[Provided records]
---
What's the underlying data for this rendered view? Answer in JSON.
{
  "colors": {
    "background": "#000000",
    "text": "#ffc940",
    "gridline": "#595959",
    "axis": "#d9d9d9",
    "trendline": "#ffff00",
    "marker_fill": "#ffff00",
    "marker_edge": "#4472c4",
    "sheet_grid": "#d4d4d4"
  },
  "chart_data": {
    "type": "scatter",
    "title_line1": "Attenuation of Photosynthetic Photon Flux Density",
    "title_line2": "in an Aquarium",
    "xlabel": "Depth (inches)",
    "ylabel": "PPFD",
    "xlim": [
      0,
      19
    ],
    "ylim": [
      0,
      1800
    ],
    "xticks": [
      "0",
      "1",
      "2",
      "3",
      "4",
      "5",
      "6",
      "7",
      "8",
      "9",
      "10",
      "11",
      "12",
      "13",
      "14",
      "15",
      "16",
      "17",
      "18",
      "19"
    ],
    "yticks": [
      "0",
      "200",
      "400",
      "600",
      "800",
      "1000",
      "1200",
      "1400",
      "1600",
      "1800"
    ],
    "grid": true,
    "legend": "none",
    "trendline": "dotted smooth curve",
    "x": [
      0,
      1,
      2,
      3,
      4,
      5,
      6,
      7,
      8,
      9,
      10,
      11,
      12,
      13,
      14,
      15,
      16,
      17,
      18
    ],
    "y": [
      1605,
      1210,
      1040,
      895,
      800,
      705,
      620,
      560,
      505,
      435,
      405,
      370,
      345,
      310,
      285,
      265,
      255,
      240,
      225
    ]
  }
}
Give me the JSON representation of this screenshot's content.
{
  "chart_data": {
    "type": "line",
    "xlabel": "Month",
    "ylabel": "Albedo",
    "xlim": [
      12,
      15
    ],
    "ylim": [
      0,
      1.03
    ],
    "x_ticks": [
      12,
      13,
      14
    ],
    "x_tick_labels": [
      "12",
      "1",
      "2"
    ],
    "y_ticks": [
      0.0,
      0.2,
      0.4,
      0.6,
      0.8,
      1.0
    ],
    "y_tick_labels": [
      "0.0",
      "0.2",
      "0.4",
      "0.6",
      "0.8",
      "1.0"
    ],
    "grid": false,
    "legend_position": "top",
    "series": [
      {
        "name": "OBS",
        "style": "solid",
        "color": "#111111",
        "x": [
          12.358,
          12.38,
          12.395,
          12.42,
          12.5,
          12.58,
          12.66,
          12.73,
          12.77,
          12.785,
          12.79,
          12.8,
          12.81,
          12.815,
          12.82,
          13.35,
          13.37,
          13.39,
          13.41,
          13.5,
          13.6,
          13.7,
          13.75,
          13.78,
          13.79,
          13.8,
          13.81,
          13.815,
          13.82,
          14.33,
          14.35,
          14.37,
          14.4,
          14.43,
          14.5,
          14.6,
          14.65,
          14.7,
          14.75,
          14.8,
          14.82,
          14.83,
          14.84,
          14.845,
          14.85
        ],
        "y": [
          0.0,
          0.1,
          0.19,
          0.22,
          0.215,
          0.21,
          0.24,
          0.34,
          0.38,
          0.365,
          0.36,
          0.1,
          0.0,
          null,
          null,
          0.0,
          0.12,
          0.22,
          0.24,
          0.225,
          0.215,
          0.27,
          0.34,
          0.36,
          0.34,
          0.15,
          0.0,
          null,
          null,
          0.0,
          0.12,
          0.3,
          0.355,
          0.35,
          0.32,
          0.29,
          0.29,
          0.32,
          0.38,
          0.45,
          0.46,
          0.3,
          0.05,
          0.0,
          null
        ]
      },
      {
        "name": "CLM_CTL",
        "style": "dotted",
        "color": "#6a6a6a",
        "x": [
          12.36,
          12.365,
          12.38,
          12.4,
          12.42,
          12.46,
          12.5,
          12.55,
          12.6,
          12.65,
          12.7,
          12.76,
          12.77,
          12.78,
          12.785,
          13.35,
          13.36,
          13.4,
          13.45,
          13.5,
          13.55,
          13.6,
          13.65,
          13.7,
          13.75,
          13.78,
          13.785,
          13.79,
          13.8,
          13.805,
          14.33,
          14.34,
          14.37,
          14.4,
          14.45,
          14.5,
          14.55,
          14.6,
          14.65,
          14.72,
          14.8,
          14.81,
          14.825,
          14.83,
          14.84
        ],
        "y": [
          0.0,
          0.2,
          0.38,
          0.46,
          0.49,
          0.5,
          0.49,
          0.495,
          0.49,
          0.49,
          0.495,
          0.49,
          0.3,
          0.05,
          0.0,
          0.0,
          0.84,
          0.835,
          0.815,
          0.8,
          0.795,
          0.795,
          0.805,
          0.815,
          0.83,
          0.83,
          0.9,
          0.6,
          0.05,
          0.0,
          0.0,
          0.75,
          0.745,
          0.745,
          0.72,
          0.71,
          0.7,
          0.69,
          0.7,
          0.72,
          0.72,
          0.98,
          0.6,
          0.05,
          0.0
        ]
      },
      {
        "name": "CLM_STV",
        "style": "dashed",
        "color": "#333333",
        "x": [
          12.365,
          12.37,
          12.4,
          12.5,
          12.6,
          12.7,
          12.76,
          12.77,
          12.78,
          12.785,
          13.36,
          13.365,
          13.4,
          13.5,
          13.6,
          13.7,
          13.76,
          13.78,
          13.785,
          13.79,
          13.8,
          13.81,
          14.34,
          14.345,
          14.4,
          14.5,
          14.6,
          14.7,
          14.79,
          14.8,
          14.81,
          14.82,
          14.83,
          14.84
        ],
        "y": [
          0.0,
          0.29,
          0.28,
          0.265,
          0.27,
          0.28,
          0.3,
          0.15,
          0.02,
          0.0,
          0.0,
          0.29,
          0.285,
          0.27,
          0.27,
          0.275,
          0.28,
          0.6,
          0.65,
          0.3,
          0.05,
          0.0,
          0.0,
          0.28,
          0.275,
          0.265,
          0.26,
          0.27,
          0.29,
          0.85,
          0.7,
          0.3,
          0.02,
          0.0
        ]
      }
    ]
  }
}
---
[Stated problem] From the entries, copy out each line containing the word "dotted".

[The result]
    "trendline": "dotted smooth curve",
        "style": "dotted",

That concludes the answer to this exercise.